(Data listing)
—————

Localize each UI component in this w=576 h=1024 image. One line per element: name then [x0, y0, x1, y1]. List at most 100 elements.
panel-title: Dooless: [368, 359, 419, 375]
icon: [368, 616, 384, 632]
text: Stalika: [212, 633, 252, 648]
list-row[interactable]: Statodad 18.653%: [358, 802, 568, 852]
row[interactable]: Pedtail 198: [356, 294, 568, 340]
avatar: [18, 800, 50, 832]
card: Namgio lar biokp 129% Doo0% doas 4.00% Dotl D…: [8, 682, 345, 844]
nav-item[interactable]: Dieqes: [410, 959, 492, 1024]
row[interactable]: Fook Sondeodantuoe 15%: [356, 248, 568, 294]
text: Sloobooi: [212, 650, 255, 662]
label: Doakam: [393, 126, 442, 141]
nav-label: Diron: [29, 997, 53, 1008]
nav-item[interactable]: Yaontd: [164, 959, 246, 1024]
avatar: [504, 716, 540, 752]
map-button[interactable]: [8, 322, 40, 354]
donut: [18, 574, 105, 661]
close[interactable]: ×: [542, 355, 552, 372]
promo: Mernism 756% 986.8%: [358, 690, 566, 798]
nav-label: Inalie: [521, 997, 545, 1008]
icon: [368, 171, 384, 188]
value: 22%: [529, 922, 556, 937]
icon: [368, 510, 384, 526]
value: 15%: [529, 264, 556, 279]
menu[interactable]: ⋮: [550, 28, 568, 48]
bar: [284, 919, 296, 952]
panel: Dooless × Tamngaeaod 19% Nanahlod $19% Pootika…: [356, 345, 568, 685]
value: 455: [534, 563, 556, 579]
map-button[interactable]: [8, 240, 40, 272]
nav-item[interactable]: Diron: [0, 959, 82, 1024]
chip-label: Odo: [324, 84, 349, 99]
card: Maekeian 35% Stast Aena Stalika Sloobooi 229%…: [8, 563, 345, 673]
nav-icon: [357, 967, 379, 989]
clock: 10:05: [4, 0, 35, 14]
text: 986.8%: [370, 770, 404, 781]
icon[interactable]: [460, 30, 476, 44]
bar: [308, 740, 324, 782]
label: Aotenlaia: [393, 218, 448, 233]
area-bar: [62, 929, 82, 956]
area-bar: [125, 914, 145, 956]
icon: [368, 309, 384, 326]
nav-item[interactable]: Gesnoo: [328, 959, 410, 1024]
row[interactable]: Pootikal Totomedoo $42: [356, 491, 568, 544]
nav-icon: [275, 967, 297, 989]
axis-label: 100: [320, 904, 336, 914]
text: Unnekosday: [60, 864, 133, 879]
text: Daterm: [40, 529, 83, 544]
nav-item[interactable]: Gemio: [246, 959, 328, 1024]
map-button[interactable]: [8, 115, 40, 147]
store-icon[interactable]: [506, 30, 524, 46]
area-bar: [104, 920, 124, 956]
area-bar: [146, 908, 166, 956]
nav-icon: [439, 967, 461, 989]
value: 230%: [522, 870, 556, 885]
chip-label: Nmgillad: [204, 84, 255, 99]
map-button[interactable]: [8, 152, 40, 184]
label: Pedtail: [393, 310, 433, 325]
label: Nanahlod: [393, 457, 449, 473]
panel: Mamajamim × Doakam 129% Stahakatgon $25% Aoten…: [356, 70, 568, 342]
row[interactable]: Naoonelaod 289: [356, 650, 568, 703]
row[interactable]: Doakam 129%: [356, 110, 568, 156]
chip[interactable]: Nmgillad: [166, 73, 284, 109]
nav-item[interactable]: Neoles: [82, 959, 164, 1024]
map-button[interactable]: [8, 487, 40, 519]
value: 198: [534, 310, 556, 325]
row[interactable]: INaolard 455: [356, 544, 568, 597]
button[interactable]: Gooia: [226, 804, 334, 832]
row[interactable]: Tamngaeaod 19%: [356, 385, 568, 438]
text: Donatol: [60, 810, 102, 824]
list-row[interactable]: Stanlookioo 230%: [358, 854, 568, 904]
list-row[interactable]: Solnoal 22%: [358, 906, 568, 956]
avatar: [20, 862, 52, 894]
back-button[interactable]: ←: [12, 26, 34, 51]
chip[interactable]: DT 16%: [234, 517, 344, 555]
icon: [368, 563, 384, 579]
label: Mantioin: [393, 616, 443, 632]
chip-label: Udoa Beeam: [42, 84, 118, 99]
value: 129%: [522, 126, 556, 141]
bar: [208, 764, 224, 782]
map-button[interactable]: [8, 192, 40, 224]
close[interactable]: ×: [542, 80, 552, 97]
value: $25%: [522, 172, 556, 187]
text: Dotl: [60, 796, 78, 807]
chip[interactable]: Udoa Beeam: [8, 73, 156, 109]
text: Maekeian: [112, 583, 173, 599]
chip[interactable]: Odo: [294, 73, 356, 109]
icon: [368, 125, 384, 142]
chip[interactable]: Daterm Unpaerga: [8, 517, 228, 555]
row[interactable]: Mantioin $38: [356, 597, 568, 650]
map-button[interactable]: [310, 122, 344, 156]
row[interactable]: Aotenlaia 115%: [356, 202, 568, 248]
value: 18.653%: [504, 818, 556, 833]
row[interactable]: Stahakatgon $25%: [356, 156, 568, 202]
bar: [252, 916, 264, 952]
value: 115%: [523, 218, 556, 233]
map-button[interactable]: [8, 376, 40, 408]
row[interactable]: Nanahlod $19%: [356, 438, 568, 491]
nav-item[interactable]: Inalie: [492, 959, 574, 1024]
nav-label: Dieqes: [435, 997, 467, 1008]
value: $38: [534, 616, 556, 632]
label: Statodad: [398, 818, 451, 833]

—————

Do this:
Reproduce the lines above verbatim, starting with the first line and going on through the line with "text: Sloobooi: [212, 650, 255, 662]".

The reply:
Localize each UI component in this w=576 h=1024 image. One line per element: name then [x0, y0, x1, y1]. List at most 100 elements.
panel-title: Dooless: [368, 359, 419, 375]
icon: [368, 616, 384, 632]
text: Stalika: [212, 633, 252, 648]
list-row[interactable]: Statodad 18.653%: [358, 802, 568, 852]
row[interactable]: Pedtail 198: [356, 294, 568, 340]
avatar: [18, 800, 50, 832]
card: Namgio lar biokp 129% Doo0% doas 4.00% Dotl D…: [8, 682, 345, 844]
nav-item[interactable]: Dieqes: [410, 959, 492, 1024]
row[interactable]: Fook Sondeodantuoe 15%: [356, 248, 568, 294]
text: Sloobooi: [212, 650, 255, 662]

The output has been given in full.